Give every line again exactly as it appears, please, but not the pictures.

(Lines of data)
▼
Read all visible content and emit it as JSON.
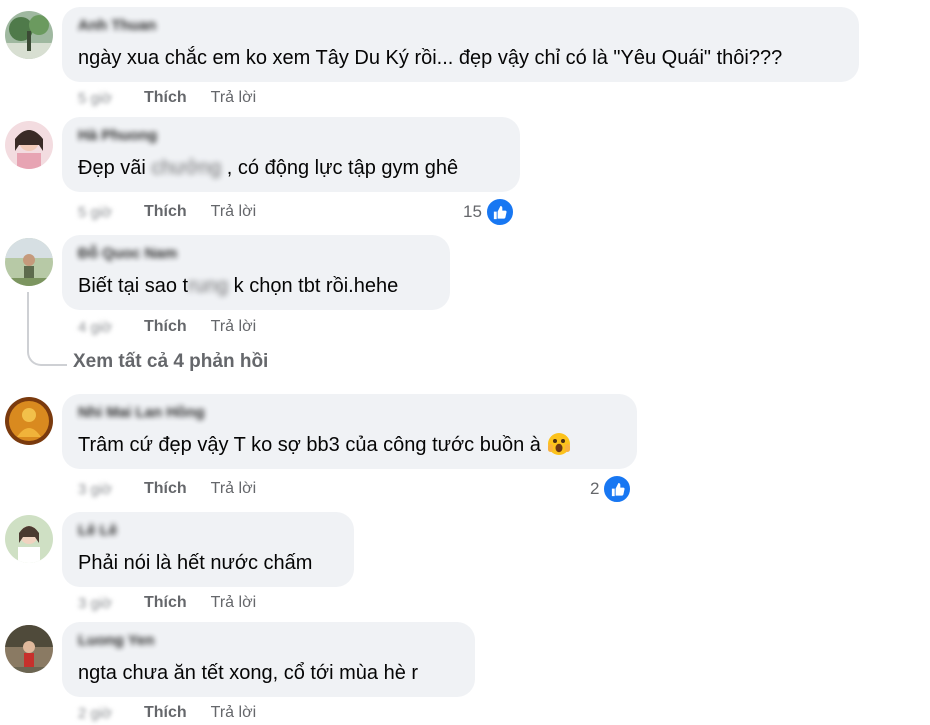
{
  "comments": [
    {
      "author": "Anh Thuan",
      "text": "ngày xua chắc em ko xem Tây Du Ký rồi... đẹp vậy chỉ có là \"Yêu Quái\" thôi???",
      "time": "5 giờ",
      "like_label": "Thích",
      "reply_label": "Trả lời",
      "reactions": null
    },
    {
      "author": "Hà Phuong",
      "text_before": "Đẹp vãi ",
      "text_hidden": "chưởng",
      "text_after": " , có động lực tập gym ghê",
      "time": "5 giờ",
      "like_label": "Thích",
      "reply_label": "Trả lời",
      "reactions": "15"
    },
    {
      "author": "Đỗ Quoc Nam",
      "text_before": "Biết tại sao t",
      "text_hidden": "rung",
      "text_after": " k chọn tbt rồi.hehe",
      "time": "4 giờ",
      "like_label": "Thích",
      "reply_label": "Trả lời",
      "reactions": null,
      "view_replies": "Xem tất cả 4 phản hồi"
    },
    {
      "author": "Nhi Mai Lan Hồng",
      "text": "Trâm cứ đẹp vậy T ko sợ bb3 của công tước buồn à",
      "time": "3 giờ",
      "like_label": "Thích",
      "reply_label": "Trả lời",
      "reactions": "2"
    },
    {
      "author": "Lê Lê",
      "text": "Phải nói là hết nước chấm",
      "time": "3 giờ",
      "like_label": "Thích",
      "reply_label": "Trả lời",
      "reactions": null
    },
    {
      "author": "Luong Yen",
      "text": "ngta chưa ăn tết xong, cổ tới mùa hè r",
      "time": "2 giờ",
      "like_label": "Thích",
      "reply_label": "Trả lời",
      "reactions": null
    }
  ],
  "colors": {
    "bubble": "#f0f2f5",
    "secondary_text": "#65676b",
    "like_blue": "#1877f2"
  },
  "icons": {
    "like": "thumbs-up-icon",
    "emoji": "face-screaming-emoji"
  }
}
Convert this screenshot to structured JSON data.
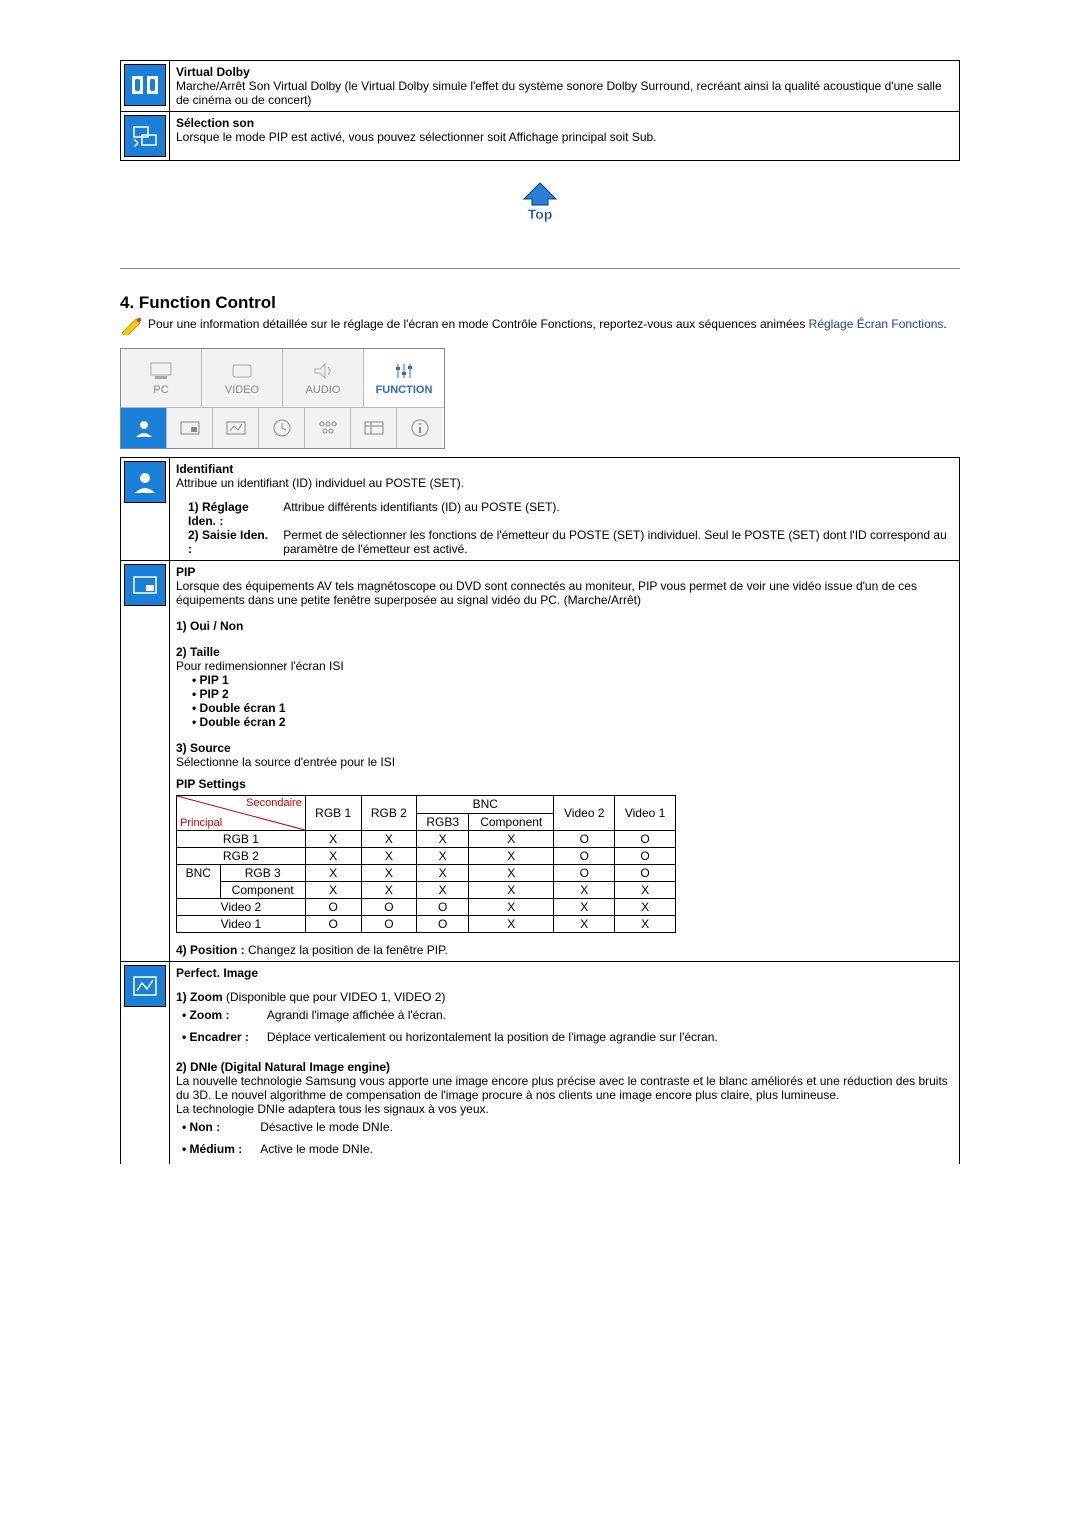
▲
* Exercise answer:
Read all visible content and emit it as JSON.
{
  "comments": [
    {
      "author": "Anh Thuan",
      "text": "ngày xua chắc em ko xem Tây Du Ký rồi... đẹp vậy chỉ có là \"Yêu Quái\" thôi???",
      "time": "5 giờ",
      "like_label": "Thích",
      "reply_label": "Trả lời",
      "reactions": null
    },
    {
      "author": "Hà Phuong",
      "text_before": "Đẹp vãi ",
      "text_hidden": "chưởng",
      "text_after": " , có động lực tập gym ghê",
      "time": "5 giờ",
      "like_label": "Thích",
      "reply_label": "Trả lời",
      "reactions": "15"
    },
    {
      "author": "Đỗ Quoc Nam",
      "text_before": "Biết tại sao t",
      "text_hidden": "rung",
      "text_after": " k chọn tbt rồi.hehe",
      "time": "4 giờ",
      "like_label": "Thích",
      "reply_label": "Trả lời",
      "reactions": null,
      "view_replies": "Xem tất cả 4 phản hồi"
    },
    {
      "author": "Nhi Mai Lan Hồng",
      "text": "Trâm cứ đẹp vậy T ko sợ bb3 của công tước buồn à",
      "time": "3 giờ",
      "like_label": "Thích",
      "reply_label": "Trả lời",
      "reactions": "2"
    },
    {
      "author": "Lê Lê",
      "text": "Phải nói là hết nước chấm",
      "time": "3 giờ",
      "like_label": "Thích",
      "reply_label": "Trả lời",
      "reactions": null
    },
    {
      "author": "Luong Yen",
      "text": "ngta chưa ăn tết xong, cổ tới mùa hè r",
      "time": "2 giờ",
      "like_label": "Thích",
      "reply_label": "Trả lời",
      "reactions": null
    }
  ],
  "colors": {
    "bubble": "#f0f2f5",
    "secondary_text": "#65676b",
    "like_blue": "#1877f2"
  },
  "icons": {
    "like": "thumbs-up-icon",
    "emoji": "face-screaming-emoji"
  }
}
Convert this screenshot to structured JSON data.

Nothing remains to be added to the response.